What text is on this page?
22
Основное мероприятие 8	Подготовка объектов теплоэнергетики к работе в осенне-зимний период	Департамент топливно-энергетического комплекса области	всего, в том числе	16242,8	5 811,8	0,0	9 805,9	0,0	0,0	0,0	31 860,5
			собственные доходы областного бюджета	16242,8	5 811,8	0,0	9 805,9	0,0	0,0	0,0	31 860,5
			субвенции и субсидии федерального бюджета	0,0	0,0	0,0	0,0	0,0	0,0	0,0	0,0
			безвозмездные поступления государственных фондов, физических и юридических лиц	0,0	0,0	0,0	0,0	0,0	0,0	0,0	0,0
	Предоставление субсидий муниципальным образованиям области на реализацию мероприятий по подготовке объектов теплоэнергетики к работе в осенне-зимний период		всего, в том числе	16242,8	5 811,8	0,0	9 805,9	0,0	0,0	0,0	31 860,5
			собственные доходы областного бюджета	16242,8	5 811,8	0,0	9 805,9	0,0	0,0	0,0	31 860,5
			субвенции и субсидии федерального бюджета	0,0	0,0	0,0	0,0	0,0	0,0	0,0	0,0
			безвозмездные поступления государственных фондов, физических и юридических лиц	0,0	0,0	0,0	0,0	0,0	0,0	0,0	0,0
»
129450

________

■ WHAT IS NEEDED: Every entry must be quoted exactly as it appears above.

■ ANSWER FOR THIS EXERCISE:
What text is on this page?
22
Основное мероприятие 8	Подготовка объектов теплоэнергетики к работе в осенне-зимний период	Департамент топливно-энергетического комплекса области	всего, в том числе	16242,8	5 811,8	0,0	9 805,9	0,0	0,0	0,0	31 860,5
			собственные доходы областного бюджета	16242,8	5 811,8	0,0	9 805,9	0,0	0,0	0,0	31 860,5
			субвенции и субсидии федерального бюджета	0,0	0,0	0,0	0,0	0,0	0,0	0,0	0,0
			безвозмездные поступления государственных фондов, физических и юридических лиц	0,0	0,0	0,0	0,0	0,0	0,0	0,0	0,0
	Предоставление субсидий муниципальным образованиям области на реализацию мероприятий по подготовке объектов теплоэнергетики к работе в осенне-зимний период		всего, в том числе	16242,8	5 811,8	0,0	9 805,9	0,0	0,0	0,0	31 860,5
			собственные доходы областного бюджета	16242,8	5 811,8	0,0	9 805,9	0,0	0,0	0,0	31 860,5
			субвенции и субсидии федерального бюджета	0,0	0,0	0,0	0,0	0,0	0,0	0,0	0,0
			безвозмездные поступления государственных фондов, физических и юридических лиц	0,0	0,0	0,0	0,0	0,0	0,0	0,0	0,0
»
129450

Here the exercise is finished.